(Data listing)
[BEGIN]
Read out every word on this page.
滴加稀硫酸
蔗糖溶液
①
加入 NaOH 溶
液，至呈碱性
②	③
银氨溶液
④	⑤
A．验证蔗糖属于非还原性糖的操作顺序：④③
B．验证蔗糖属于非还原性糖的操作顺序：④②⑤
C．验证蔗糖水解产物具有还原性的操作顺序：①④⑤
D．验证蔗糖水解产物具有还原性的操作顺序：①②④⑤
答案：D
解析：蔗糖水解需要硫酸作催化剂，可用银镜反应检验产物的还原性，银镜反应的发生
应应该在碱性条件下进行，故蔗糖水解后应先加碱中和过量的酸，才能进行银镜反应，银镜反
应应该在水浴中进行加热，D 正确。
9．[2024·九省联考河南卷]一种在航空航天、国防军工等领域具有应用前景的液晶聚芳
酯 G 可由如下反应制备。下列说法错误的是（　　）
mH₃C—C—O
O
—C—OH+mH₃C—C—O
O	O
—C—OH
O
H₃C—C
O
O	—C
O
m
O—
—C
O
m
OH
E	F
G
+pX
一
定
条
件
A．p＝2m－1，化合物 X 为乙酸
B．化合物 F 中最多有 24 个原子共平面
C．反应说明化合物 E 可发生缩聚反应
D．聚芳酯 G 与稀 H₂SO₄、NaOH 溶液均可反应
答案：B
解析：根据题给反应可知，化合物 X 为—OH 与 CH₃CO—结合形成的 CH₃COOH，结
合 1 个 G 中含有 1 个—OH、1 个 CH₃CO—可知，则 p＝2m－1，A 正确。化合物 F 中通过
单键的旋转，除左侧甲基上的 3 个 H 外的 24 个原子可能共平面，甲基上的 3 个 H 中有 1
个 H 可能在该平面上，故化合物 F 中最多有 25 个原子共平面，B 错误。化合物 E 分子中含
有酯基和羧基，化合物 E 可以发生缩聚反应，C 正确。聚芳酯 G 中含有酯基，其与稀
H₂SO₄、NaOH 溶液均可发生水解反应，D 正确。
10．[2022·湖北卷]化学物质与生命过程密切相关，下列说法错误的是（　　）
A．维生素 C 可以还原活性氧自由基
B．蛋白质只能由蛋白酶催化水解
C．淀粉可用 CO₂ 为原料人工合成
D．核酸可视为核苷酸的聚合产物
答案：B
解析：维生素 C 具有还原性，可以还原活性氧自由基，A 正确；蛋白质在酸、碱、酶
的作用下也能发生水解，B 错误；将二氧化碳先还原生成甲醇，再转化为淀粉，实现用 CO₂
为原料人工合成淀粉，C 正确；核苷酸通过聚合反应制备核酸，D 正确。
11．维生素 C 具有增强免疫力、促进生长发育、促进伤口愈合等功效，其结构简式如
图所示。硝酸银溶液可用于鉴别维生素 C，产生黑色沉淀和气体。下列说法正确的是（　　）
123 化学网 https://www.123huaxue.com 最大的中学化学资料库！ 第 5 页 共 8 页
[END]
> _Problem description_:
Reproduce the entries above in full by retyping them exactly.

> _Solution to this problem_:
Read out every word on this page.
滴加稀硫酸
蔗糖溶液
①
加入 NaOH 溶
液，至呈碱性
②	③
银氨溶液
④	⑤
A．验证蔗糖属于非还原性糖的操作顺序：④③
B．验证蔗糖属于非还原性糖的操作顺序：④②⑤
C．验证蔗糖水解产物具有还原性的操作顺序：①④⑤
D．验证蔗糖水解产物具有还原性的操作顺序：①②④⑤
答案：D
解析：蔗糖水解需要硫酸作催化剂，可用银镜反应检验产物的还原性，银镜反应的发生
应应该在碱性条件下进行，故蔗糖水解后应先加碱中和过量的酸，才能进行银镜反应，银镜反
应应该在水浴中进行加热，D 正确。
9．[2024·九省联考河南卷]一种在航空航天、国防军工等领域具有应用前景的液晶聚芳
酯 G 可由如下反应制备。下列说法错误的是（　　）
mH₃C—C—O
O
—C—OH+mH₃C—C—O
O	O
—C—OH
O
H₃C—C
O
O	—C
O
m
O—
—C
O
m
OH
E	F
G
+pX
一
定
条
件
A．p＝2m－1，化合物 X 为乙酸
B．化合物 F 中最多有 24 个原子共平面
C．反应说明化合物 E 可发生缩聚反应
D．聚芳酯 G 与稀 H₂SO₄、NaOH 溶液均可反应
答案：B
解析：根据题给反应可知，化合物 X 为—OH 与 CH₃CO—结合形成的 CH₃COOH，结
合 1 个 G 中含有 1 个—OH、1 个 CH₃CO—可知，则 p＝2m－1，A 正确。化合物 F 中通过
单键的旋转，除左侧甲基上的 3 个 H 外的 24 个原子可能共平面，甲基上的 3 个 H 中有 1
个 H 可能在该平面上，故化合物 F 中最多有 25 个原子共平面，B 错误。化合物 E 分子中含
有酯基和羧基，化合物 E 可以发生缩聚反应，C 正确。聚芳酯 G 中含有酯基，其与稀
H₂SO₄、NaOH 溶液均可发生水解反应，D 正确。
10．[2022·湖北卷]化学物质与生命过程密切相关，下列说法错误的是（　　）
A．维生素 C 可以还原活性氧自由基
B．蛋白质只能由蛋白酶催化水解
C．淀粉可用 CO₂ 为原料人工合成
D．核酸可视为核苷酸的聚合产物
答案：B
解析：维生素 C 具有还原性，可以还原活性氧自由基，A 正确；蛋白质在酸、碱、酶
的作用下也能发生水解，B 错误；将二氧化碳先还原生成甲醇，再转化为淀粉，实现用 CO₂
为原料人工合成淀粉，C 正确；核苷酸通过聚合反应制备核酸，D 正确。
11．维生素 C 具有增强免疫力、促进生长发育、促进伤口愈合等功效，其结构简式如
图所示。硝酸银溶液可用于鉴别维生素 C，产生黑色沉淀和气体。下列说法正确的是（　　）
123 化学网 https://www.123huaxue.com 最大的中学化学资料库！ 第 5 页 共 8 页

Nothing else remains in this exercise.